:: Task brief ::
Gather every line holding the string "data".

:: Records for processing ::
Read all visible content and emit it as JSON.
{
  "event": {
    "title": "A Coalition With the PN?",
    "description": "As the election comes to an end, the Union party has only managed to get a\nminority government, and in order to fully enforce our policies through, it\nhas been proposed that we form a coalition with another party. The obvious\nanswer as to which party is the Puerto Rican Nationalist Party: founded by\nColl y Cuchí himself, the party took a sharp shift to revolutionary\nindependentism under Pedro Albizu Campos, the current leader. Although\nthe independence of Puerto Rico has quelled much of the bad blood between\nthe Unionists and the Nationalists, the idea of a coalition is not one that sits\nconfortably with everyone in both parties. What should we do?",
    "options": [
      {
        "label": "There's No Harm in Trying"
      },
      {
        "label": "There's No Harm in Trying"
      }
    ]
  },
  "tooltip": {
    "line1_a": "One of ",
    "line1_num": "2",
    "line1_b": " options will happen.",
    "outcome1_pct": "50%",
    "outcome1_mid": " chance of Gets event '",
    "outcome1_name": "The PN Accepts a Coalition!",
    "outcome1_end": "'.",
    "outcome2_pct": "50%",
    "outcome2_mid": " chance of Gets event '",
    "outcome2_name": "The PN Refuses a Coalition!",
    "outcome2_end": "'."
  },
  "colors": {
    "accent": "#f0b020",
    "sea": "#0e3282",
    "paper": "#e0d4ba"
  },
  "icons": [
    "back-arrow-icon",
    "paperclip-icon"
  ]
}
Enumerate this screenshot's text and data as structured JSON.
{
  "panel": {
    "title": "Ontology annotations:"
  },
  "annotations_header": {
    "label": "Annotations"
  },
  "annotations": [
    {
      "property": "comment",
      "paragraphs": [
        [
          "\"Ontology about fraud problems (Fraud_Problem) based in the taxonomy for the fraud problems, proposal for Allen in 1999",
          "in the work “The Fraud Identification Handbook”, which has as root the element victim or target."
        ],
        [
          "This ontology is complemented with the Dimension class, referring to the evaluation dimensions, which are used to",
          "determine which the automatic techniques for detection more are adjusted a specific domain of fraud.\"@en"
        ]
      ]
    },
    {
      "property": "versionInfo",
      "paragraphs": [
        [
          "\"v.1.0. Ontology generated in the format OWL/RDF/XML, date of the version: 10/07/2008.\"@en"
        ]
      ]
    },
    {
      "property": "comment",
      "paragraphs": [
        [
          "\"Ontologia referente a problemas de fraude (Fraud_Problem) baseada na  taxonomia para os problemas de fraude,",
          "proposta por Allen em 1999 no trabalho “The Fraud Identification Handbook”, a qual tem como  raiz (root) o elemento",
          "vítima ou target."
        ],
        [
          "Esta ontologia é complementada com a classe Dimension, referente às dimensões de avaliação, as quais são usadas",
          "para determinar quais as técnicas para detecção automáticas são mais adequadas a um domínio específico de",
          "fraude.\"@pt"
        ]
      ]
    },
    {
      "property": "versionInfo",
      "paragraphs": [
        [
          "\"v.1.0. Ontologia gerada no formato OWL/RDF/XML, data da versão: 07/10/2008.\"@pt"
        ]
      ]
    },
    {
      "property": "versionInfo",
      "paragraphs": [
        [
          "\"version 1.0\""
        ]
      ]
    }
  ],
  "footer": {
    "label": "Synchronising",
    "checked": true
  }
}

:: Finished answer ::
Enumerate this screenshot's text and data as structured JSON.
          "\"v.1.0. Ontologia gerada no formato OWL/RDF/XML, data da versão: 07/10/2008.\"@pt"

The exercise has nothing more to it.